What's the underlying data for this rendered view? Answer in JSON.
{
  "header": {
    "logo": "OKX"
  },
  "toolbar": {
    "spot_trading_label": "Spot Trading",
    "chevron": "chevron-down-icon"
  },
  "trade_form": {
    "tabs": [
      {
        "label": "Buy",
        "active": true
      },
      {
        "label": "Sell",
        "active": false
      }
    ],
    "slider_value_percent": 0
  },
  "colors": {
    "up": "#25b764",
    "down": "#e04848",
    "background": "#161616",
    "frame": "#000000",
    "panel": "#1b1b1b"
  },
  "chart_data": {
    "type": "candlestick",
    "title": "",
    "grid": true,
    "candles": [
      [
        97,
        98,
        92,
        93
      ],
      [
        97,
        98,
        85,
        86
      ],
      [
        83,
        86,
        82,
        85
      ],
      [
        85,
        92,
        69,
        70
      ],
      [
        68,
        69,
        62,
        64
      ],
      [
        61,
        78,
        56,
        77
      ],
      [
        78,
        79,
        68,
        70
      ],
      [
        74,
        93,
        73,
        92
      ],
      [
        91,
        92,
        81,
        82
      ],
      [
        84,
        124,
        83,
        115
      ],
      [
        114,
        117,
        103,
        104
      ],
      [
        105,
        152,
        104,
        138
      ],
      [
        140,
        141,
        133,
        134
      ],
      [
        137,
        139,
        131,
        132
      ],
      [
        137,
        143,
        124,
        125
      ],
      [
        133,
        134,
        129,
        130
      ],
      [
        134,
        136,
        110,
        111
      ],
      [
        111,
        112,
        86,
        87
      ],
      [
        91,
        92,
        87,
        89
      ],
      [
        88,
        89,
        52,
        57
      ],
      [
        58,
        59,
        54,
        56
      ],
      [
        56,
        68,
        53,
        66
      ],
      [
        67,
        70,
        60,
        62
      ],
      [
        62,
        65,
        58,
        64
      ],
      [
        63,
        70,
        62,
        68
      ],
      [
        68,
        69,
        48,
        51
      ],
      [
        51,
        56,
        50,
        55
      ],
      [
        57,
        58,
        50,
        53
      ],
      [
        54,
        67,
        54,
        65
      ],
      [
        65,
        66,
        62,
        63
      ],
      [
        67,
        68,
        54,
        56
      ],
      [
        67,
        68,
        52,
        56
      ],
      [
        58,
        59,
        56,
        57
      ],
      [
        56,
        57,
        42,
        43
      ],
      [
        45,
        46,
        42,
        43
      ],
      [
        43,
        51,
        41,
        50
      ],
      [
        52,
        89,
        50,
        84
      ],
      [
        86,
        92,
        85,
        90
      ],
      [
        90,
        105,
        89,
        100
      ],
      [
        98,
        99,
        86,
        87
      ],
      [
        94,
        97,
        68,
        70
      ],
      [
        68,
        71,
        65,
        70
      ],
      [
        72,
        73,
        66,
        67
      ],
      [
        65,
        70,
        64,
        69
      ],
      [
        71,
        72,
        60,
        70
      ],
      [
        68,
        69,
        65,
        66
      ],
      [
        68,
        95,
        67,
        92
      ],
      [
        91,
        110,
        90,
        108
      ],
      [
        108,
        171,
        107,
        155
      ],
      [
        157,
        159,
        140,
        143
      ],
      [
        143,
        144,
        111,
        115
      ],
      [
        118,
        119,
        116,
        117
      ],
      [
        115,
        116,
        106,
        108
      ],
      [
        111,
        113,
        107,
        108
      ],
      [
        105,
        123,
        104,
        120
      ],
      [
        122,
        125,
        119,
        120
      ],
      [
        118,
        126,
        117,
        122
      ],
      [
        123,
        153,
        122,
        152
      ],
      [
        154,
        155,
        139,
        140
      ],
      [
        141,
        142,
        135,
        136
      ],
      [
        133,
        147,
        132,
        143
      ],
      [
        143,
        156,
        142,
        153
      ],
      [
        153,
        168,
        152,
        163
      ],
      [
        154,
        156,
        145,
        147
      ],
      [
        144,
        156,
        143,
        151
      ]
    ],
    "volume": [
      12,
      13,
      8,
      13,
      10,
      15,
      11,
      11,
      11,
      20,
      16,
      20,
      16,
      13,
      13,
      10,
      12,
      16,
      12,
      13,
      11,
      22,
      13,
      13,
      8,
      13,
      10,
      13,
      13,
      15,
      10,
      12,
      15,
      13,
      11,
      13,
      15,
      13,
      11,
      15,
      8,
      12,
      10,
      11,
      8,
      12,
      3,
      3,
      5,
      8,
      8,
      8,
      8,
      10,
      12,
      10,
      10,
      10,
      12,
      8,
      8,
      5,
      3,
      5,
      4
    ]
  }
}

▸ **WRITTEN TASK**
Pull every line containing "down" from the material above.

▸ **RESPONSE**
    "chevron": "chevron-down-icon"
    "down": "#e04848",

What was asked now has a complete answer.